____ Supplied data

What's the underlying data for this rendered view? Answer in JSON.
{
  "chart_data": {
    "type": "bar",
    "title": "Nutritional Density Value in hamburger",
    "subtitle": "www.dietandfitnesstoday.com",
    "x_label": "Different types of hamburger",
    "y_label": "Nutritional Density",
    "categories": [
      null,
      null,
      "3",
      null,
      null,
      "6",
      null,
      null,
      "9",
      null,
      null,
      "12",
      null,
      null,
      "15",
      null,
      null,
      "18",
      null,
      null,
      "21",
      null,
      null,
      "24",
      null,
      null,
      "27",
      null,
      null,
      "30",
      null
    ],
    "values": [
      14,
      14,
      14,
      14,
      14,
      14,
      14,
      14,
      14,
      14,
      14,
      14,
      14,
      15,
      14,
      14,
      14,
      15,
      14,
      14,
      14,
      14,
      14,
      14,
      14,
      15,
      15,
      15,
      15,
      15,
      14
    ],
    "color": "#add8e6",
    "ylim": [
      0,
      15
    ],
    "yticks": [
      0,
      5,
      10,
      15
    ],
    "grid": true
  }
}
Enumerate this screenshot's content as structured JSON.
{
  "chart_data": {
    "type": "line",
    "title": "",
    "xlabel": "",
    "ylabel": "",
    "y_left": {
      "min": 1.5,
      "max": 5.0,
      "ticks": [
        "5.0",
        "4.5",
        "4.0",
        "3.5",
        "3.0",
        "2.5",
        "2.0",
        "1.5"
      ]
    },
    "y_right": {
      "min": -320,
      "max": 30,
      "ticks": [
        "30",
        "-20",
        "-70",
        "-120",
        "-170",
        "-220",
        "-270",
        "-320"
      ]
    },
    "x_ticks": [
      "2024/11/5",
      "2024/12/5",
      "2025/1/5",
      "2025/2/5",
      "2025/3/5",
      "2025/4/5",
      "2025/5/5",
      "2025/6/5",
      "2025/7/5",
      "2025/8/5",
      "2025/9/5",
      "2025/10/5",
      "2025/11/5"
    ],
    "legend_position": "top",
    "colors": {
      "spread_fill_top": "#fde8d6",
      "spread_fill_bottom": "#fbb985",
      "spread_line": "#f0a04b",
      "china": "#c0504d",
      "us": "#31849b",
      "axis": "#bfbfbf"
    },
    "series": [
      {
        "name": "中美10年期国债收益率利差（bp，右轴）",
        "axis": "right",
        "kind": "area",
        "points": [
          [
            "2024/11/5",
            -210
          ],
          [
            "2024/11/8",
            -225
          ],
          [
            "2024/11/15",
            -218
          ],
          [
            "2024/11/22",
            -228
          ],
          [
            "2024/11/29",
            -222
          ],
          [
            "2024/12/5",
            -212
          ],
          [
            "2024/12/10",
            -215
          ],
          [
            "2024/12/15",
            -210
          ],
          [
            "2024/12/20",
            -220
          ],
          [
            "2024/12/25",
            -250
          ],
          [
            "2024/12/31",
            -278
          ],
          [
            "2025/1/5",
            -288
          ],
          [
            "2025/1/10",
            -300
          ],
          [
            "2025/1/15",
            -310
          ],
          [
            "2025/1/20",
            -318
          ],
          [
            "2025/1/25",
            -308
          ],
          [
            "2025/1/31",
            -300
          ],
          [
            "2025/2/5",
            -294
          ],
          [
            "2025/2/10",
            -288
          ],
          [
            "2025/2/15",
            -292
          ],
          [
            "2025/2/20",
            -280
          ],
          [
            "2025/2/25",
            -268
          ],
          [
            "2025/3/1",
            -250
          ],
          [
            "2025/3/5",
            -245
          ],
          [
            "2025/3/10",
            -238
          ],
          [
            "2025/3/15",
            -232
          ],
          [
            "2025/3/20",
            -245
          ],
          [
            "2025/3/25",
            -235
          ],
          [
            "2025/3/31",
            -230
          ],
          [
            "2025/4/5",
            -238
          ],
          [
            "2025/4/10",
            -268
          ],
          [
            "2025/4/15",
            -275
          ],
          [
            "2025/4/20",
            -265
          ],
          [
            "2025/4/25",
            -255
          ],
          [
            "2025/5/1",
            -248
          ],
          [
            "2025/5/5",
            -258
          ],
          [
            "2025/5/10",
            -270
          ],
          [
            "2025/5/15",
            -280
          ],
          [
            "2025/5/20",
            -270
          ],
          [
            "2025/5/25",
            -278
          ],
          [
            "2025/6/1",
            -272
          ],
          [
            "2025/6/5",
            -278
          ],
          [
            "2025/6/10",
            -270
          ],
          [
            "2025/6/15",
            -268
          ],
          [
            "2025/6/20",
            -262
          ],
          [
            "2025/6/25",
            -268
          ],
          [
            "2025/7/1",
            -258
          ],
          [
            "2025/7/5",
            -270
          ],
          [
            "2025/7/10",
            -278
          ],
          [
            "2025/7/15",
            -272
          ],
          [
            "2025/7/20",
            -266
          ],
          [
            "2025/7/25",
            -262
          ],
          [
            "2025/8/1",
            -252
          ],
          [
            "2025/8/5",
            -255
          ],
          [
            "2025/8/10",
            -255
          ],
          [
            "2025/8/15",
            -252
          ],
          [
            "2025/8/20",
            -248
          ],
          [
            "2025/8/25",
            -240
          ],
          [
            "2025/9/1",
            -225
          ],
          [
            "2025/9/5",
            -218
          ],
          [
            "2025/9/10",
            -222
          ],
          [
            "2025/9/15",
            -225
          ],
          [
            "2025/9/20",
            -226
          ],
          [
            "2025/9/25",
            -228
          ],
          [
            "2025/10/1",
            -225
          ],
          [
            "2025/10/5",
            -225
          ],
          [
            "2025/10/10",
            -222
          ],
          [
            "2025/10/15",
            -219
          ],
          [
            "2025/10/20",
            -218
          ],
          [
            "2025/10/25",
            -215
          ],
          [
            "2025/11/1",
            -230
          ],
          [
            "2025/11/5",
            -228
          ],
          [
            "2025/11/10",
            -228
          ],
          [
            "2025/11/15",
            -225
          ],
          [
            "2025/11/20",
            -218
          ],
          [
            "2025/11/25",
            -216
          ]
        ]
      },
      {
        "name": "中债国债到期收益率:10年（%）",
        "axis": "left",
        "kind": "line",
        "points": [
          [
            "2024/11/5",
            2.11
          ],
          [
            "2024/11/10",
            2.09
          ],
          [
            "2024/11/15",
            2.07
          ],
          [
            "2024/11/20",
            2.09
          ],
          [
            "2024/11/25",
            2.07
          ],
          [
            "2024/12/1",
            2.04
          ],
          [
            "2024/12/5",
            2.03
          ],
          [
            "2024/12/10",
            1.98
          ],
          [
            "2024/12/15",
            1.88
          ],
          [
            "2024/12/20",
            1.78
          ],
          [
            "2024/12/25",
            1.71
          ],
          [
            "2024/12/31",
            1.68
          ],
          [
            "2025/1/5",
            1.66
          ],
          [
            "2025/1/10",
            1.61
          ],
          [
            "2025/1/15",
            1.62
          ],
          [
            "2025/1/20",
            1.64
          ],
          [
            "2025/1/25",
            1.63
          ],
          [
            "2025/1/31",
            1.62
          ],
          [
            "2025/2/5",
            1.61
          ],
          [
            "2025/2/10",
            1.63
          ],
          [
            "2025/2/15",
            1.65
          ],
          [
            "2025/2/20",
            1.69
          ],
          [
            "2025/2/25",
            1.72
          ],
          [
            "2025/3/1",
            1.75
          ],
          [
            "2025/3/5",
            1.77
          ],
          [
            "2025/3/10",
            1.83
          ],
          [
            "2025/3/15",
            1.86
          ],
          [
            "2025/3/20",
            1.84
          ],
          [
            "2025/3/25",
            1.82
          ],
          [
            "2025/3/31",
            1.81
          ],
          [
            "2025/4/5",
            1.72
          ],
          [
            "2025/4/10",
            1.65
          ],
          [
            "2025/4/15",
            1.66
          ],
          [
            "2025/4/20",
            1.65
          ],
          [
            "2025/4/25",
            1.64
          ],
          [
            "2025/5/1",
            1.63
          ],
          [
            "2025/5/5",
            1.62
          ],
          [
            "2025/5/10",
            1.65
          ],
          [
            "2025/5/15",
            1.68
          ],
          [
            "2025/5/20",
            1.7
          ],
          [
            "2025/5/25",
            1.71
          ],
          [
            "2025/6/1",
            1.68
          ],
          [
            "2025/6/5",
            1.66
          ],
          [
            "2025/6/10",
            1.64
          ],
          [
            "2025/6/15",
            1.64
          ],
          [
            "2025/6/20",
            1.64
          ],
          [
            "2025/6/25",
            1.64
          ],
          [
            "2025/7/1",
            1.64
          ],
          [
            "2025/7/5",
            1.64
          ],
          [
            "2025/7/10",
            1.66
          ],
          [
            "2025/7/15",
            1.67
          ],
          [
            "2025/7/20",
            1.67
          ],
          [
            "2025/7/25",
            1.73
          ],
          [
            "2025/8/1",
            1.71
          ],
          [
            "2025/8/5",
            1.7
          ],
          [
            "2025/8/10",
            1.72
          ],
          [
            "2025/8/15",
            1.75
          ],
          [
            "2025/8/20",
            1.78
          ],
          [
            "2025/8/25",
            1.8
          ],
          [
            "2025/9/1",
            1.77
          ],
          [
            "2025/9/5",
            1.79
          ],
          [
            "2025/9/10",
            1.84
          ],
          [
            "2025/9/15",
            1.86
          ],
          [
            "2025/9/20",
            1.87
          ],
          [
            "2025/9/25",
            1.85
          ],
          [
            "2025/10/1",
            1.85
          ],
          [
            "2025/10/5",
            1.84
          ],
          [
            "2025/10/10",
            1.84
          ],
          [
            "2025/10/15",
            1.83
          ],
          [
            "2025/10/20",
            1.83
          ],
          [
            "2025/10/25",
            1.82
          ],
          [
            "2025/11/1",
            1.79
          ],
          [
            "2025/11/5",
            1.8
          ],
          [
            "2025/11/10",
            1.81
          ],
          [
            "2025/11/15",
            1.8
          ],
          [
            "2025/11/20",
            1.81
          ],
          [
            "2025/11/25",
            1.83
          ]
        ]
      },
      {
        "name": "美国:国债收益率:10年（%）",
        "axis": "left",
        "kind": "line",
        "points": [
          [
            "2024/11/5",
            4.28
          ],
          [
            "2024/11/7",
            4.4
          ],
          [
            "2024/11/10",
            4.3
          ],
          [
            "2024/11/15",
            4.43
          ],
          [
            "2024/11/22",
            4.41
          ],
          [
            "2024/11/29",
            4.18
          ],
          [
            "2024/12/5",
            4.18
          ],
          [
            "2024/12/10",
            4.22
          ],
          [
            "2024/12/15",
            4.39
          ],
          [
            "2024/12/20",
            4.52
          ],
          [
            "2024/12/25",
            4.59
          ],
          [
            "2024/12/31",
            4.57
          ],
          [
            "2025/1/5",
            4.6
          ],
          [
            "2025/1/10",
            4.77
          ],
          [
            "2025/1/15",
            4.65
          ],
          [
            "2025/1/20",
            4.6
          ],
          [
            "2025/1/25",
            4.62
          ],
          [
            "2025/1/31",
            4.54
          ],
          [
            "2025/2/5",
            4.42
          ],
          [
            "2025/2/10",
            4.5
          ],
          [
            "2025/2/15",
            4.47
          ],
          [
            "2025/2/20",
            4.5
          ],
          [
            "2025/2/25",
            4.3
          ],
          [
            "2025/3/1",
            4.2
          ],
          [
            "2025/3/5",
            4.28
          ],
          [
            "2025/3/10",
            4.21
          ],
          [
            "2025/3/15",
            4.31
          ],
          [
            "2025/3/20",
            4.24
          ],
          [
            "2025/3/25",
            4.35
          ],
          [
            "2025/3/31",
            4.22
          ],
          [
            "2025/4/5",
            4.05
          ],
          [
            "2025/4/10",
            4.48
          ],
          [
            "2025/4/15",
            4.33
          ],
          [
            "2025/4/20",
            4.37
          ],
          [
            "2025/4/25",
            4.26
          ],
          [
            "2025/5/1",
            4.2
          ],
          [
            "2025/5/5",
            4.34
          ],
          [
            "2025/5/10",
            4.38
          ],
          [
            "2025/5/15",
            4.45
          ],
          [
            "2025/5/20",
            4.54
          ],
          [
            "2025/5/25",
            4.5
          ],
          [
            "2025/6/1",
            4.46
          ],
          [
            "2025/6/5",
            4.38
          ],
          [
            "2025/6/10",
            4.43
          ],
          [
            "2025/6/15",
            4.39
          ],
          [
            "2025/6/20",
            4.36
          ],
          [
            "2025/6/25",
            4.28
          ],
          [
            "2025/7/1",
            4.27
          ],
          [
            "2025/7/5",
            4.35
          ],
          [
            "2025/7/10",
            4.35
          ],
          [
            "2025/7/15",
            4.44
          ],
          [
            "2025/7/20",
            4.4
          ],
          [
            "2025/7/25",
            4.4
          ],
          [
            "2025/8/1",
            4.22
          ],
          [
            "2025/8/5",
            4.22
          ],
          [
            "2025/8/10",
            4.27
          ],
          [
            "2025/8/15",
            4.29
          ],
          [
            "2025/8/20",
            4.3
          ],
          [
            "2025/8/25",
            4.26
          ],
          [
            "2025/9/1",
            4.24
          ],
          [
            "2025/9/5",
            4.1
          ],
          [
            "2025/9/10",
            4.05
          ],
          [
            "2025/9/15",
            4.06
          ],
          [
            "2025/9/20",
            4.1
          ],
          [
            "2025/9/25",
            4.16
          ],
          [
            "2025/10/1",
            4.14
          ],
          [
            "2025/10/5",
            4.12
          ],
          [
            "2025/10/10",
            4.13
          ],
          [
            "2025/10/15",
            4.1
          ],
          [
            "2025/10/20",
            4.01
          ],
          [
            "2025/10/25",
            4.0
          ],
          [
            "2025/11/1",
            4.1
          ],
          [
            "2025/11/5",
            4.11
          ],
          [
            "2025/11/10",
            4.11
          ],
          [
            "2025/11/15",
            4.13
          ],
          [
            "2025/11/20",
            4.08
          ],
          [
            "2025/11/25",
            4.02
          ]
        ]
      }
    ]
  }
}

________

• **Do this**:
Write out every line of the preceding listing that contains "Nutritional".

• **Task output**:
    "title": "Nutritional Density Value in hamburger",
    "y_label": "Nutritional Density",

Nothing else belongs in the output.